Saved data entries
◆ ◆ ◆ ◆ ◆

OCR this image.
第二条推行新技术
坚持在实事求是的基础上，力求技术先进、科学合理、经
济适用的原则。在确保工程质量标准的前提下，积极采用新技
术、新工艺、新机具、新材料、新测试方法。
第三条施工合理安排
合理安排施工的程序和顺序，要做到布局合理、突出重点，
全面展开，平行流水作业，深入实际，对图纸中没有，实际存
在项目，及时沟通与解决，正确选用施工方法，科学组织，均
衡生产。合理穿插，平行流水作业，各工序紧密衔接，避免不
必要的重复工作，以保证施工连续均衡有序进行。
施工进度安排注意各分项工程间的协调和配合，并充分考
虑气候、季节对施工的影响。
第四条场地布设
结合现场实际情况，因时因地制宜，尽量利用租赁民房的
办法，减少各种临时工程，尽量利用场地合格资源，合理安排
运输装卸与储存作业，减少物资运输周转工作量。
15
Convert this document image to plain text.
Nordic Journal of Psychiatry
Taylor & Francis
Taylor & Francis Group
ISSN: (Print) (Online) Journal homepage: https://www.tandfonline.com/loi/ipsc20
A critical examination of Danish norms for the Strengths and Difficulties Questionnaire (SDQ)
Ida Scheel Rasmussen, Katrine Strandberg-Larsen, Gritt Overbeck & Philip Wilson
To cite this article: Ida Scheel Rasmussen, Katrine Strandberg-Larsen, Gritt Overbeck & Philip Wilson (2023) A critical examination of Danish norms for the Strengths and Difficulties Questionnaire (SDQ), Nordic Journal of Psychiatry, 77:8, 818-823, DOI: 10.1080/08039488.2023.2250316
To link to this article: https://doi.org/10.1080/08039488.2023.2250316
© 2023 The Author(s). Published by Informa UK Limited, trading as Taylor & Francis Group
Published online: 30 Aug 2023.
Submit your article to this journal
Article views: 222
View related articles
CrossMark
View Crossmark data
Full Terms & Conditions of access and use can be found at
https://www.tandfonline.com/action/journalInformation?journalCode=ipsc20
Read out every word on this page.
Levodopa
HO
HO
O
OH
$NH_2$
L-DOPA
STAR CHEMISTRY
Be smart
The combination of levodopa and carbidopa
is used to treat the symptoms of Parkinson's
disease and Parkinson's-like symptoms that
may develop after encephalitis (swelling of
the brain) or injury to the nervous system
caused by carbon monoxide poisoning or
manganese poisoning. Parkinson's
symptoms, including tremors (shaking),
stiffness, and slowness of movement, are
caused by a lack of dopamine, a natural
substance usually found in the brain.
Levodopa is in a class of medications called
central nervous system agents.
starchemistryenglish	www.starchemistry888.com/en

◆ ◆ ◆ ◆ ◆

Task brief
Return each entry from the material above exactly as it appears.

Exercise answer
OCR this image.
第二条推行新技术
坚持在实事求是的基础上，力求技术先进、科学合理、经
济适用的原则。在确保工程质量标准的前提下，积极采用新技
术、新工艺、新机具、新材料、新测试方法。
第三条施工合理安排
合理安排施工的程序和顺序，要做到布局合理、突出重点，
全面展开，平行流水作业，深入实际，对图纸中没有，实际存
在项目，及时沟通与解决，正确选用施工方法，科学组织，均
衡生产。合理穿插，平行流水作业，各工序紧密衔接，避免不
必要的重复工作，以保证施工连续均衡有序进行。
施工进度安排注意各分项工程间的协调和配合，并充分考
虑气候、季节对施工的影响。
第四条场地布设
结合现场实际情况，因时因地制宜，尽量利用租赁民房的
办法，减少各种临时工程，尽量利用场地合格资源，合理安排
运输装卸与储存作业，减少物资运输周转工作量。
15
Convert this document image to plain text.
Nordic Journal of Psychiatry
Taylor & Francis
Taylor & Francis Group
ISSN: (Print) (Online) Journal homepage: https://www.tandfonline.com/loi/ipsc20
A critical examination of Danish norms for the Strengths and Difficulties Questionnaire (SDQ)
Ida Scheel Rasmussen, Katrine Strandberg-Larsen, Gritt Overbeck & Philip Wilson
To cite this article: Ida Scheel Rasmussen, Katrine Strandberg-Larsen, Gritt Overbeck & Philip Wilson (2023) A critical examination of Danish norms for the Strengths and Difficulties Questionnaire (SDQ), Nordic Journal of Psychiatry, 77:8, 818-823, DOI: 10.1080/08039488.2023.2250316
To link to this article: https://doi.org/10.1080/08039488.2023.2250316
© 2023 The Author(s). Published by Informa UK Limited, trading as Taylor & Francis Group
Published online: 30 Aug 2023.
Submit your article to this journal
Article views: 222
View related articles
CrossMark
View Crossmark data
Full Terms & Conditions of access and use can be found at
https://www.tandfonline.com/action/journalInformation?journalCode=ipsc20
Read out every word on this page.
Levodopa
HO
HO
O
OH
$NH_2$
L-DOPA
STAR CHEMISTRY
Be smart
The combination of levodopa and carbidopa
is used to treat the symptoms of Parkinson's
disease and Parkinson's-like symptoms that
may develop after encephalitis (swelling of
the brain) or injury to the nervous system
caused by carbon monoxide poisoning or
manganese poisoning. Parkinson's
symptoms, including tremors (shaking),
stiffness, and slowness of movement, are
caused by a lack of dopamine, a natural
substance usually found in the brain.
Levodopa is in a class of medications called
central nervous system agents.
starchemistryenglish	www.starchemistry888.com/en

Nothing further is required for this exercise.